Repeat, without any change, the entries presented below.

* START MATERIAL PROVIDED *

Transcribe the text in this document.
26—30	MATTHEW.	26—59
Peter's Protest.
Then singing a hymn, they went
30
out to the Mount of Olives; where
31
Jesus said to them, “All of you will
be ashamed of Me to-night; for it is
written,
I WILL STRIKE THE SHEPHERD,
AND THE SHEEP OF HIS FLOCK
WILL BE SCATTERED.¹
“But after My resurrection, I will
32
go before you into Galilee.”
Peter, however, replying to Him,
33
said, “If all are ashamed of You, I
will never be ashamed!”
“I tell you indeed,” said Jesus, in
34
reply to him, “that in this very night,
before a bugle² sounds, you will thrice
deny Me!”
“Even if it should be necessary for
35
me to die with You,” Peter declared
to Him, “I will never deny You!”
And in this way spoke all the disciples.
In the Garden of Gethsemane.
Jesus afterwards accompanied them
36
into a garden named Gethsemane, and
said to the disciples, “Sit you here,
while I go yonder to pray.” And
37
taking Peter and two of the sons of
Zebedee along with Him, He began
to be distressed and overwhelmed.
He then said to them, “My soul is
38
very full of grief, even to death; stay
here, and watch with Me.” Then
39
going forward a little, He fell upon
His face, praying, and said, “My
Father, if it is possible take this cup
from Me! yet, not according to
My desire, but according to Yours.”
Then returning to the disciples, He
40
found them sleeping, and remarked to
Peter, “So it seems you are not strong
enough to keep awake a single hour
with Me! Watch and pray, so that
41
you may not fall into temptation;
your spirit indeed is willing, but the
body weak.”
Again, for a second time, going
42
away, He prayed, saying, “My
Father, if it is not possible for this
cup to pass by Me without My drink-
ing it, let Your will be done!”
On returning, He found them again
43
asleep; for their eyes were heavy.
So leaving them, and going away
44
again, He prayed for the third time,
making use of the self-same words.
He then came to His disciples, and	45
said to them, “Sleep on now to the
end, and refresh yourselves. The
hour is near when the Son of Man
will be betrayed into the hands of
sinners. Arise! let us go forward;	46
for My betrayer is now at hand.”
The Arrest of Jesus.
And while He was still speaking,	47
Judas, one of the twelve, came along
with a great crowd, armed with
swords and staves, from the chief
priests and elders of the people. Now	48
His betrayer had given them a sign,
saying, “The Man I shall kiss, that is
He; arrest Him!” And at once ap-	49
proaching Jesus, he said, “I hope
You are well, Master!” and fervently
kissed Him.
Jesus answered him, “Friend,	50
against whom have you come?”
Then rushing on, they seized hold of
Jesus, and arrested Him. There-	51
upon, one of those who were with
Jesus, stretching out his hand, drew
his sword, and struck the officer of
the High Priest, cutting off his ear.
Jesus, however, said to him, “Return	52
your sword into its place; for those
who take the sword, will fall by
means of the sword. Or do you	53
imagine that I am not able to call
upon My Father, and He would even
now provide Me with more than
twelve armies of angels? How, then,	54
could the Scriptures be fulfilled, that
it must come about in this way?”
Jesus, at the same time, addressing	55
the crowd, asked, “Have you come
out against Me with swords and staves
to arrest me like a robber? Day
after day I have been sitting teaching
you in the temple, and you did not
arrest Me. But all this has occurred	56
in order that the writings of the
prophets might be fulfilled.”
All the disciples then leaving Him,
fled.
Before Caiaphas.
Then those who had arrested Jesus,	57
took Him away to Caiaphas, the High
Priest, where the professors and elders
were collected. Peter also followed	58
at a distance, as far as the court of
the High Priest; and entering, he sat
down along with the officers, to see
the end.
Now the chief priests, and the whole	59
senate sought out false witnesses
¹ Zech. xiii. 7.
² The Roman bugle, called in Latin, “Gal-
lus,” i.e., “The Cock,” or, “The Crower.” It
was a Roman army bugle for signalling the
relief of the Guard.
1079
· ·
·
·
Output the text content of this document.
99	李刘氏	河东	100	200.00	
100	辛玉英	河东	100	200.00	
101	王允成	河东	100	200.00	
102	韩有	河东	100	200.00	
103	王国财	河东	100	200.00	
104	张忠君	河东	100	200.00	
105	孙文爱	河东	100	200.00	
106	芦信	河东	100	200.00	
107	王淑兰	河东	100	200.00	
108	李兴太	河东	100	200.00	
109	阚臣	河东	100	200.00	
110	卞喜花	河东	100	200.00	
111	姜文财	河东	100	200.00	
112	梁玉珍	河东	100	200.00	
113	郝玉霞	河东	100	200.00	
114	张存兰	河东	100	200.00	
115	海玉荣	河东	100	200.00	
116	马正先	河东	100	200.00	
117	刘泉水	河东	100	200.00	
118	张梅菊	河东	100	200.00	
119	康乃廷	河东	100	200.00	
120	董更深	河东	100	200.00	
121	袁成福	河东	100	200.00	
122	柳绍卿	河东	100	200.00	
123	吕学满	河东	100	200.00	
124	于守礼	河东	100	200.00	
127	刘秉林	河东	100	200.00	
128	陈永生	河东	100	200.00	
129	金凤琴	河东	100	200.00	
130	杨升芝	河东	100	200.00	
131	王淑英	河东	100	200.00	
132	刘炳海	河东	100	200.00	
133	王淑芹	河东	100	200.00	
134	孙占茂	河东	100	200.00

* END MATERIAL PROVIDED *

[TASK OUTPUT]:
Transcribe the text in this document.
26—30	MATTHEW.	26—59
Peter's Protest.
Then singing a hymn, they went
30
out to the Mount of Olives; where
31
Jesus said to them, “All of you will
be ashamed of Me to-night; for it is
written,
I WILL STRIKE THE SHEPHERD,
AND THE SHEEP OF HIS FLOCK
WILL BE SCATTERED.¹
“But after My resurrection, I will
32
go before you into Galilee.”
Peter, however, replying to Him,
33
said, “If all are ashamed of You, I
will never be ashamed!”
“I tell you indeed,” said Jesus, in
34
reply to him, “that in this very night,
before a bugle² sounds, you will thrice
deny Me!”
“Even if it should be necessary for
35
me to die with You,” Peter declared
to Him, “I will never deny You!”
And in this way spoke all the disciples.
In the Garden of Gethsemane.
Jesus afterwards accompanied them
36
into a garden named Gethsemane, and
said to the disciples, “Sit you here,
while I go yonder to pray.” And
37
taking Peter and two of the sons of
Zebedee along with Him, He began
to be distressed and overwhelmed.
He then said to them, “My soul is
38
very full of grief, even to death; stay
here, and watch with Me.” Then
39
going forward a little, He fell upon
His face, praying, and said, “My
Father, if it is possible take this cup
from Me! yet, not according to
My desire, but according to Yours.”
Then returning to the disciples, He
40
found them sleeping, and remarked to
Peter, “So it seems you are not strong
enough to keep awake a single hour
with Me! Watch and pray, so that
41
you may not fall into temptation;
your spirit indeed is willing, but the
body weak.”
Again, for a second time, going
42
away, He prayed, saying, “My
Father, if it is not possible for this
cup to pass by Me without My drink-
ing it, let Your will be done!”
On returning, He found them again
43
asleep; for their eyes were heavy.
So leaving them, and going away
44
again, He prayed for the third time,
making use of the self-same words.
He then came to His disciples, and	45
said to them, “Sleep on now to the
end, and refresh yourselves. The
hour is near when the Son of Man
will be betrayed into the hands of
sinners. Arise! let us go forward;	46
for My betrayer is now at hand.”
The Arrest of Jesus.
And while He was still speaking,	47
Judas, one of the twelve, came along
with a great crowd, armed with
swords and staves, from the chief
priests and elders of the people. Now	48
His betrayer had given them a sign,
saying, “The Man I shall kiss, that is
He; arrest Him!” And at once ap-	49
proaching Jesus, he said, “I hope
You are well, Master!” and fervently
kissed Him.
Jesus answered him, “Friend,	50
against whom have you come?”
Then rushing on, they seized hold of
Jesus, and arrested Him. There-	51
upon, one of those who were with
Jesus, stretching out his hand, drew
his sword, and struck the officer of
the High Priest, cutting off his ear.
Jesus, however, said to him, “Return	52
your sword into its place; for those
who take the sword, will fall by
means of the sword. Or do you	53
imagine that I am not able to call
upon My Father, and He would even
now provide Me with more than
twelve armies of angels? How, then,	54
could the Scriptures be fulfilled, that
it must come about in this way?”
Jesus, at the same time, addressing	55
the crowd, asked, “Have you come
out against Me with swords and staves
to arrest me like a robber? Day
after day I have been sitting teaching
you in the temple, and you did not
arrest Me. But all this has occurred	56
in order that the writings of the
prophets might be fulfilled.”
All the disciples then leaving Him,
fled.
Before Caiaphas.
Then those who had arrested Jesus,	57
took Him away to Caiaphas, the High
Priest, where the professors and elders
were collected. Peter also followed	58
at a distance, as far as the court of
the High Priest; and entering, he sat
down along with the officers, to see
the end.
Now the chief priests, and the whole	59
senate sought out false witnesses
¹ Zech. xiii. 7.
² The Roman bugle, called in Latin, “Gal-
lus,” i.e., “The Cock,” or, “The Crower.” It
was a Roman army bugle for signalling the
relief of the Guard.
1079
· ·
·
·
Output the text content of this document.
99	李刘氏	河东	100	200.00	
100	辛玉英	河东	100	200.00	
101	王允成	河东	100	200.00	
102	韩有	河东	100	200.00	
103	王国财	河东	100	200.00	
104	张忠君	河东	100	200.00	
105	孙文爱	河东	100	200.00	
106	芦信	河东	100	200.00	
107	王淑兰	河东	100	200.00	
108	李兴太	河东	100	200.00	
109	阚臣	河东	100	200.00	
110	卞喜花	河东	100	200.00	
111	姜文财	河东	100	200.00	
112	梁玉珍	河东	100	200.00	
113	郝玉霞	河东	100	200.00	
114	张存兰	河东	100	200.00	
115	海玉荣	河东	100	200.00	
116	马正先	河东	100	200.00	
117	刘泉水	河东	100	200.00	
118	张梅菊	河东	100	200.00	
119	康乃廷	河东	100	200.00	
120	董更深	河东	100	200.00	
121	袁成福	河东	100	200.00	
122	柳绍卿	河东	100	200.00	
123	吕学满	河东	100	200.00	
124	于守礼	河东	100	200.00	
127	刘秉林	河东	100	200.00	
128	陈永生	河东	100	200.00	
129	金凤琴	河东	100	200.00	
130	杨升芝	河东	100	200.00	
131	王淑英	河东	100	200.00	
132	刘炳海	河东	100	200.00	
133	王淑芹	河东	100	200.00	
134	孙占茂	河东	100	200.00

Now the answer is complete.